▶ [TEXTO FUENTE]:
§ §

Puede que la culpa la tengan las tardes de junio. Esa luz inagotable y deliciosa que conforta con una tibieza dulce. Las terrazas que comienzan a llenarse de conversaciones y risas, ojalá esta vez de una forma definitiva. Los paseos mañaneros por la playa cuando el calor todavía no atosiga. O la mejoría de las cifras de la pandemia, la fe en las vacunas suplantando la fe en el comportamiento general. O los pasos que se van cumpliendo en el instituto con los bachilleratos ya evaluados preparando su pase a la universidad, llenos de nervios, pero también de ilusión. La tensión del curso se les alivia a estas alturas, sienten que al prepararse para la “Selectividad” juegan ya en otra liga, se acercan al profesorado, miran con un poco de superioridad y una pizca de envidia a los que se quedan. Cuando se van, entienden por fin que estaban en casa. Por cierto, qué homenaje merece su buen comportamiento, su paciencia al aguantar las mascarillas durante interminables mañanas, qué pocas quejas de las oportunidades que se han ido perdiendo... Pero puede que la causa esté también en la alegría anticipada de un reencuentro familiar este finde, aunque sean solo unos días y aunque no estemos todos, aún así una forma de constatar que avanzamos. Dentro de poco no nos creeremos que los límites de cada provincia se convirtieron en una frontera, que se anularon los abrazos, que dejamos de ver las sonrisas.

Sea como sea, lo cierto es que toda la luz de junio me invita a la esperanza. Y sé que durará poco, que las noticias del lunes desmentirán este optimismo de ahora, pero me apetece abrirme a esta expectación de los preliminares cuando aún es posible creer que lo perdido se recupera y el porvenir sigue delante. Voy a permitirme disfrutar un poco de los afectos, las celebraciones, la satisfacción del trabajo bien hecho. Ya el lunes, si eso, lo hablamos de nuevo.

§ §

[Registros de datos]
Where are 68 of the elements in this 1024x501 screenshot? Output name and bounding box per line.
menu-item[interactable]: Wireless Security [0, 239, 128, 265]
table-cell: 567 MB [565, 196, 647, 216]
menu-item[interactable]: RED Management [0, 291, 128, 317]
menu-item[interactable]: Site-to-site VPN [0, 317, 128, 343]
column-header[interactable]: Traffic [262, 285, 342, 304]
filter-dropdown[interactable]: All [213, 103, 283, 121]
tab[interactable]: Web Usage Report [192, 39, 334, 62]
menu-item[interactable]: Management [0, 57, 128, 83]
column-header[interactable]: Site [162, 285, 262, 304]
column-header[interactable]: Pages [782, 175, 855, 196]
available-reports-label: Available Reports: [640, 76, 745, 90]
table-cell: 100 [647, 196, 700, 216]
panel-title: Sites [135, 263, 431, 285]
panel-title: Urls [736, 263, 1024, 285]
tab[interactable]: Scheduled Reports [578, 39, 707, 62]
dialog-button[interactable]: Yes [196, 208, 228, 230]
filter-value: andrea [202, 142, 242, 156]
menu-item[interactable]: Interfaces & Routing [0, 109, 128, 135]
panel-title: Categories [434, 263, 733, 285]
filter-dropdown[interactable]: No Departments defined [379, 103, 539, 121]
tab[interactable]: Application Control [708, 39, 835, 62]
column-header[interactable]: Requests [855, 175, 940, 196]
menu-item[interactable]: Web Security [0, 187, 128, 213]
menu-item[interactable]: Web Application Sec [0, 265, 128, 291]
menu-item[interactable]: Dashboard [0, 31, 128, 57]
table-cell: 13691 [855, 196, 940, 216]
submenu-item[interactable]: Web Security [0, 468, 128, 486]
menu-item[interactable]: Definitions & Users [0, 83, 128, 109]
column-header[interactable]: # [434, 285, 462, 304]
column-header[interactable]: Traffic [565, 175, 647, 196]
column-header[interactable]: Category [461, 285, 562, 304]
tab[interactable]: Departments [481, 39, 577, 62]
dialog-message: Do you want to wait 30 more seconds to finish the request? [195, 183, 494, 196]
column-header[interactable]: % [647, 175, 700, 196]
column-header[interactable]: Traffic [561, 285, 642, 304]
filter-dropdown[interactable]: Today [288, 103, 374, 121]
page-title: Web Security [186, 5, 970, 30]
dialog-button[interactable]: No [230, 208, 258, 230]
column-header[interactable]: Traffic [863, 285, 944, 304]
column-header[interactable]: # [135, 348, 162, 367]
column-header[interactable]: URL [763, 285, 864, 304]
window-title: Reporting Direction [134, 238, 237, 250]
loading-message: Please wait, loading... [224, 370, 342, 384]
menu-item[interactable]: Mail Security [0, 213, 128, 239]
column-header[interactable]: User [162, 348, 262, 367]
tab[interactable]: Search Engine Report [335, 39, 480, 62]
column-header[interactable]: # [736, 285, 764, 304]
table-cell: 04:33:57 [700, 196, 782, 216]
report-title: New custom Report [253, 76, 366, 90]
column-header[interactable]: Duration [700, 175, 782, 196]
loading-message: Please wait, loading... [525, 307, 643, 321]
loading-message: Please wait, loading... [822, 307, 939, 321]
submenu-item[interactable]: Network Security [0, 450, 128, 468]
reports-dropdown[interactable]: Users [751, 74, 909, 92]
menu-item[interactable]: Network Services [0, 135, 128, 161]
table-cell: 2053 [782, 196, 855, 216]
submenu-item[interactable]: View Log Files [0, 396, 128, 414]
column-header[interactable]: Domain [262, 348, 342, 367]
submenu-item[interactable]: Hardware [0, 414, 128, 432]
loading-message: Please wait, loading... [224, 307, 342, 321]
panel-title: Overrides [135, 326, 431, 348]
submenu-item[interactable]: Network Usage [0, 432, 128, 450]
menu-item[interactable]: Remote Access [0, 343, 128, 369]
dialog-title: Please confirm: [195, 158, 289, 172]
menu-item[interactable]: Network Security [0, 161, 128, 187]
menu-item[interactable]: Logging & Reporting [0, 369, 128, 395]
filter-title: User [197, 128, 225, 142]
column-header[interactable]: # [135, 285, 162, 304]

§ §

▶ [TAREAS PENDIENTES]:
1. En el texto sobre las tardes de junio, ¿qué hace sentir a los estudiantes de bachillerato que juegan ya en otra liga?
2. Por favor, reproduce palabra por palabra el tramo del texto sobre las tardes de junio que va desde "Sea como sea, lo" hasta "hablamos de nuevo.".
3. Indica si cada afirmación coincide con el texto sobre las tardes de junio y cita las palabras que lo deciden.
(a) Quien escribe cree que el optimismo de ahora va a durar mucho.
(b) Los bachilleratos ya han sido evaluados.
(c) En el reencuentro familiar de este fin de semana estarán todos.

▶ [RESPUESTAS POR TAREA]:
1. Prepararse para la "Selectividad".

2.
Sea como sea, lo cierto es que toda la luz de junio me invita a la esperanza. Y sé que durará poco, que las noticias del lunes desmentirán este optimismo de ahora, pero me apetece abrirme a esta expectación de los preliminares cuando aún es posible creer que lo perdido se recupera y el porvenir sigue delante. Voy a permitirme disfrutar un poco de los afectos, las celebraciones, la satisfacción del trabajo bien hecho. Ya el lunes, si eso, lo hablamos de nuevo.

3.
(a) No: "Y sé que durará poco".
(b) Sí: "con los bachilleratos ya evaluados preparando su pase a la universidad".
(c) No: "aunque no estemos todos".